___ RAW DATA

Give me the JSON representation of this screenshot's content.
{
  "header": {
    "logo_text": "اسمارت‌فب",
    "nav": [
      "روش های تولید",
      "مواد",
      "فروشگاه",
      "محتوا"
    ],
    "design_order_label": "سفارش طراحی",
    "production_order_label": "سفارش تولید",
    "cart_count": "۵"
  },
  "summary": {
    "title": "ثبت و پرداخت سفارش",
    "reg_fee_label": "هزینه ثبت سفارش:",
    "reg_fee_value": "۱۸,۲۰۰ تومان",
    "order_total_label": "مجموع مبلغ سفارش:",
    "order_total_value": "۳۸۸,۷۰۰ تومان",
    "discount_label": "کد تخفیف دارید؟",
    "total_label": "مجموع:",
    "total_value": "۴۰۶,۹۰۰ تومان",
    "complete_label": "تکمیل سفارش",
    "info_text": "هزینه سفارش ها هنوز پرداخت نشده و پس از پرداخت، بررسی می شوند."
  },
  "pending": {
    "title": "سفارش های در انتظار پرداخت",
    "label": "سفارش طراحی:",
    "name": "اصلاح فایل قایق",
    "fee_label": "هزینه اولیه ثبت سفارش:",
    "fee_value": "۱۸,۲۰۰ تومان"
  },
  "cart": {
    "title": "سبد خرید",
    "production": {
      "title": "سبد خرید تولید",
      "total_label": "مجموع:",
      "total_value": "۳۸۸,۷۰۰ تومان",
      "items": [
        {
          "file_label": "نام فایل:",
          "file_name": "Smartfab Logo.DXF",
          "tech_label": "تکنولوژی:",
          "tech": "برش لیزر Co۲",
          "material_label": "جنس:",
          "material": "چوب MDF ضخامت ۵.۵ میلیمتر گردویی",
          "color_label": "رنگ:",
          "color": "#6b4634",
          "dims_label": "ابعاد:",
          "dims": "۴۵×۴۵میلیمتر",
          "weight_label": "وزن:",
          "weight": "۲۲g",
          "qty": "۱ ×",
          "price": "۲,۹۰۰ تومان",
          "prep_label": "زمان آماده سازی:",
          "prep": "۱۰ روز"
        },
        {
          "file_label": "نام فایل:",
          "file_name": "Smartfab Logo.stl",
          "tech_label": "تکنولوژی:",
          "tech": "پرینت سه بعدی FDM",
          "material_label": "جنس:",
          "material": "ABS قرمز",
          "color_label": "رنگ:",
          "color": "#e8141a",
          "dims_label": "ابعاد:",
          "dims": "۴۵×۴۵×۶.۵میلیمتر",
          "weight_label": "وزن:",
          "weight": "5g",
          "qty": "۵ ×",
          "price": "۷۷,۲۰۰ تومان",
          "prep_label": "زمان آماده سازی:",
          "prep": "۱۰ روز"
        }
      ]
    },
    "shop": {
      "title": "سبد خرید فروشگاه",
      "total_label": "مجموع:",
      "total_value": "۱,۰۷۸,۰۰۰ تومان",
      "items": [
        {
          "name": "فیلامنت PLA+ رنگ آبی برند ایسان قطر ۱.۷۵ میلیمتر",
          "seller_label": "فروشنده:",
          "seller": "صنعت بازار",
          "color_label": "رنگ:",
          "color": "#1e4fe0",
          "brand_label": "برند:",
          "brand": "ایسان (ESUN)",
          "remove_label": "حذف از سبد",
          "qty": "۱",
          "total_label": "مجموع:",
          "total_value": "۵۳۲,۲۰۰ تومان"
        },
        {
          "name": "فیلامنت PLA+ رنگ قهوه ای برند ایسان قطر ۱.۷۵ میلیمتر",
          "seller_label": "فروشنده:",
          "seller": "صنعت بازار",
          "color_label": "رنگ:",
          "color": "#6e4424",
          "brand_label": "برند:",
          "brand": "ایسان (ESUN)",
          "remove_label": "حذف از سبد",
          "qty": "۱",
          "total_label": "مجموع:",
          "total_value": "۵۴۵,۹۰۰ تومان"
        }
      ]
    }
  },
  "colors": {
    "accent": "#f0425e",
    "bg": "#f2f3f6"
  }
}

______

Repeat all of the entries exactly.

EXERCISE RESULT:
Give me the JSON representation of this screenshot's content.
{
  "header": {
    "logo_text": "اسمارت‌فب",
    "nav": [
      "روش های تولید",
      "مواد",
      "فروشگاه",
      "محتوا"
    ],
    "design_order_label": "سفارش طراحی",
    "production_order_label": "سفارش تولید",
    "cart_count": "۵"
  },
  "summary": {
    "title": "ثبت و پرداخت سفارش",
    "reg_fee_label": "هزینه ثبت سفارش:",
    "reg_fee_value": "۱۸,۲۰۰ تومان",
    "order_total_label": "مجموع مبلغ سفارش:",
    "order_total_value": "۳۸۸,۷۰۰ تومان",
    "discount_label": "کد تخفیف دارید؟",
    "total_label": "مجموع:",
    "total_value": "۴۰۶,۹۰۰ تومان",
    "complete_label": "تکمیل سفارش",
    "info_text": "هزینه سفارش ها هنوز پرداخت نشده و پس از پرداخت، بررسی می شوند."
  },
  "pending": {
    "title": "سفارش های در انتظار پرداخت",
    "label": "سفارش طراحی:",
    "name": "اصلاح فایل قایق",
    "fee_label": "هزینه اولیه ثبت سفارش:",
    "fee_value": "۱۸,۲۰۰ تومان"
  },
  "cart": {
    "title": "سبد خرید",
    "production": {
      "title": "سبد خرید تولید",
      "total_label": "مجموع:",
      "total_value": "۳۸۸,۷۰۰ تومان",
      "items": [
        {
          "file_label": "نام فایل:",
          "file_name": "Smartfab Logo.DXF",
          "tech_label": "تکنولوژی:",
          "tech": "برش لیزر Co۲",
          "material_label": "جنس:",
          "material": "چوب MDF ضخامت ۵.۵ میلیمتر گردویی",
          "color_label": "رنگ:",
          "color": "#6b4634",
          "dims_label": "ابعاد:",
          "dims": "۴۵×۴۵میلیمتر",
          "weight_label": "وزن:",
          "weight": "۲۲g",
          "qty": "۱ ×",
          "price": "۲,۹۰۰ تومان",
          "prep_label": "زمان آماده سازی:",
          "prep": "۱۰ روز"
        },
        {
          "file_label": "نام فایل:",
          "file_name": "Smartfab Logo.stl",
          "tech_label": "تکنولوژی:",
          "tech": "پرینت سه بعدی FDM",
          "material_label": "جنس:",
          "material": "ABS قرمز",
          "color_label": "رنگ:",
          "color": "#e8141a",
          "dims_label": "ابعاد:",
          "dims": "۴۵×۴۵×۶.۵میلیمتر",
          "weight_label": "وزن:",
          "weight": "5g",
          "qty": "۵ ×",
          "price": "۷۷,۲۰۰ تومان",
          "prep_label": "زمان آماده سازی:",
          "prep": "۱۰ روز"
        }
      ]
    },
    "shop": {
      "title": "سبد خرید فروشگاه",
      "total_label": "مجموع:",
      "total_value": "۱,۰۷۸,۰۰۰ تومان",
      "items": [
        {
          "name": "فیلامنت PLA+ رنگ آبی برند ایسان قطر ۱.۷۵ میلیمتر",
          "seller_label": "فروشنده:",
          "seller": "صنعت بازار",
          "color_label": "رنگ:",
          "color": "#1e4fe0",
          "brand_label": "برند:",
          "brand": "ایسان (ESUN)",
          "remove_label": "حذف از سبد",
          "qty": "۱",
          "total_label": "مجموع:",
          "total_value": "۵۳۲,۲۰۰ تومان"
        },
        {
          "name": "فیلامنت PLA+ رنگ قهوه ای برند ایسان قطر ۱.۷۵ میلیمتر",
          "seller_label": "فروشنده:",
          "seller": "صنعت بازار",
          "color_label": "رنگ:",
          "color": "#6e4424",
          "brand_label": "برند:",
          "brand": "ایسان (ESUN)",
          "remove_label": "حذف از سبد",
          "qty": "۱",
          "total_label": "مجموع:",
          "total_value": "۵۴۵,۹۰۰ تومان"
        }
      ]
    }
  },
  "colors": {
    "accent": "#f0425e",
    "bg": "#f2f3f6"
  }
}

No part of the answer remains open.